**Texto**:
========================================================================

O compromisso com o ajuste fiscal, ou seja, o corte de gastos para enquadrar a queda de receitas devido à crise econômica, que é a tônica do livro, persiste também no lançamento da obra: sem eventos, haverá apenas a disponibilização para compra online da versão digital na Amazon por cerca de R$ 19.
A própria empresa americana ficará encarregada de fazer a impressão caso o consumidor ordene o livro impresso. “Fica uma coisa mais dentro da atualidade”, diz Hartung à imprensa.
O livro lembra, principalmente em artigo de Ana Paula Vescovi, que foi secretária da Fazenda no estado e hoje é secretária Executiva do Ministério da Fazenda, que a necessidade de colocar as contas públicas em ordem e de buscar um novo modelo de gestão, obsessão dos candidatos de Norte a Sul nestas eleições, ficou maquiada no debate eleitoral de 2014.
Foi a partir do impeachment de Dilma Rousseff (PT), justamente por uma irregularidade fiscal, e do agravamento da recessão que a discussão se impôs no país. O livro prega que o Espírito Santo, único estado a receber nota máxima da Secretaria do Tesouro Nacional (STN) quanto à capacidade de pagamento, despontou como vanguarda “trilhando a boa e justa caminhada daqueles que fizeram o dever de casa no tempo certo e na medida correta”.
“Hoje tem um modelo que dá certo, o Espírito Santo é uma boa referência nesse quadro, e tem o modelo que dá errado, que é essa coisa de não enfrentar os problemas com medo de incompreensão”, afirmou o governador.
Após ter sido governador três vezes (2003-2010 e 2015-2018), além de senador, deputado e prefeito, Hartung quer, a partir do ano que vem, “apresentar ao país boas propostas” e provocar “um tensionamento da agenda na direção das propostas corretas”. “O país não pode esperar 2022. O país não aguenta mais esticar essa crise.”
Na avaliação de Hartung, porém, o compromisso de Jair Bolsonaro (PSL), presidente eleito, com essa agenda reformista não está claro.
“A impressão que me dá é que tem dois governos. Estou vendo um bate-cabeça. Há dois pensamentos, um mais reformista e um mais ligado às corporações”, diz o governador. “É muito importante que governo se encontre e tenha proposta clara para os problemas cruciais do país.”
Segundo Hartung, a eleição e a indicação de Sergio Moro como ministro da Justiça deram a Bolsonaro capital político suficiente para, aliado à tolerância da população e do Congresso típicas de um início de governo, implementar reformas, como a da Previdência.
“O inimigo desse governo é o tempo. Capital político é como validade de remédio, se você não usa, desaparece daqui a pouco”, diz.

========================================================================

**Linhas**:
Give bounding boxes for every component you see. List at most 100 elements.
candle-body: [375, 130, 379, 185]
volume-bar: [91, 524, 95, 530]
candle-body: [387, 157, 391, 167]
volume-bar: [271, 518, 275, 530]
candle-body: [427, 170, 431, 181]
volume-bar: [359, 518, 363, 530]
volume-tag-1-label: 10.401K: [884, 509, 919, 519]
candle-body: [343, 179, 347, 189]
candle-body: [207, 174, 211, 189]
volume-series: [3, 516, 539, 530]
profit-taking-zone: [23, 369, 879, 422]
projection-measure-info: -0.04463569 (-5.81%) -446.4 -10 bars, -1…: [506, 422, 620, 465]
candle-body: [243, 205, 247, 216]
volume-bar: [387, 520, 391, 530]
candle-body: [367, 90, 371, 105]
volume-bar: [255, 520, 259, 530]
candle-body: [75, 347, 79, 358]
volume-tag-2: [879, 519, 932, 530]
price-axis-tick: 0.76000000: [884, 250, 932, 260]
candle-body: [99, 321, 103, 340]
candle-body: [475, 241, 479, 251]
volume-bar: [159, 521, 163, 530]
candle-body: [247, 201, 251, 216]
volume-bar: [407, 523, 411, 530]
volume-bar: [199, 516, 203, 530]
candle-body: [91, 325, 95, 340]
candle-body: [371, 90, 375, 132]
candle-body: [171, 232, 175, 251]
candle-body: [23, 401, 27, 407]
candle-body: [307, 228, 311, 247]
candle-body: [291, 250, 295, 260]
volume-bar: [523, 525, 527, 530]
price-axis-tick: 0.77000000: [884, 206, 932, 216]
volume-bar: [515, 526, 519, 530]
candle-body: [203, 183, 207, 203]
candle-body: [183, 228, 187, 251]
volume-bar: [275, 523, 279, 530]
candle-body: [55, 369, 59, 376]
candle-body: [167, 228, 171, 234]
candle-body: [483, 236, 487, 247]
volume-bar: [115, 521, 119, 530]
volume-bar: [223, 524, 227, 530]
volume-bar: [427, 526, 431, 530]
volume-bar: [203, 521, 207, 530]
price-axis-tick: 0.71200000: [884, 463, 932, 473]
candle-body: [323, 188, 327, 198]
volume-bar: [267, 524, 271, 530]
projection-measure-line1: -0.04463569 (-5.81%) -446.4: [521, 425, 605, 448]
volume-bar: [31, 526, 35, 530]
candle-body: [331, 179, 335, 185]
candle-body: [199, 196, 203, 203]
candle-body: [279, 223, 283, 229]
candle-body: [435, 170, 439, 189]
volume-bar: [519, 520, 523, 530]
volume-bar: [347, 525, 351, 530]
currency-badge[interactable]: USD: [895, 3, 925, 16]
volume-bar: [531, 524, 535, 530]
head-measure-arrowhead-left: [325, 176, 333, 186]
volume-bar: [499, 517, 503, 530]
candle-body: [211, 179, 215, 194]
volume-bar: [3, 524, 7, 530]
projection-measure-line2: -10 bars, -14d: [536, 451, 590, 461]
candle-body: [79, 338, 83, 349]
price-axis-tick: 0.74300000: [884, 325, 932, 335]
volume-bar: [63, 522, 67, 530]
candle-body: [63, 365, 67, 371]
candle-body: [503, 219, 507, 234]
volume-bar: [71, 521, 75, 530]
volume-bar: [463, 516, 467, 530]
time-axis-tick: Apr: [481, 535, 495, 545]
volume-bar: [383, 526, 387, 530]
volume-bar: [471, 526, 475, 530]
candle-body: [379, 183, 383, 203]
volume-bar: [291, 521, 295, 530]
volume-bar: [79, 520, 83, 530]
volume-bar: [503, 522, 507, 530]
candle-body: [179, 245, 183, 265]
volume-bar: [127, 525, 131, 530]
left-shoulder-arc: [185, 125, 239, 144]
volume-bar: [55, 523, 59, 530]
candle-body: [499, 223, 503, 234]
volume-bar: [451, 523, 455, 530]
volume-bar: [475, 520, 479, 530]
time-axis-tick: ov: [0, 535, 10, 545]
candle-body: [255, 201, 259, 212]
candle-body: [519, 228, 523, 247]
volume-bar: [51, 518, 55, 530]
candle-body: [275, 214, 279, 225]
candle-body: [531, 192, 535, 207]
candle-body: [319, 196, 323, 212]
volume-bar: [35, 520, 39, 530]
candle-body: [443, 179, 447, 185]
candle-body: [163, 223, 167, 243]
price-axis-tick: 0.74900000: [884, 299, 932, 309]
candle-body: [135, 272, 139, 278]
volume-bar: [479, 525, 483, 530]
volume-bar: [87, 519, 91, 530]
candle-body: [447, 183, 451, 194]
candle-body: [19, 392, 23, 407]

========================================================================

**O que se pede**:
No texto sobre o lançamento do livro, por quanto será vendida a versão digital na Amazon? Não é preciso consultar o material.

**Resposta**:
Por cerca de R$ 19.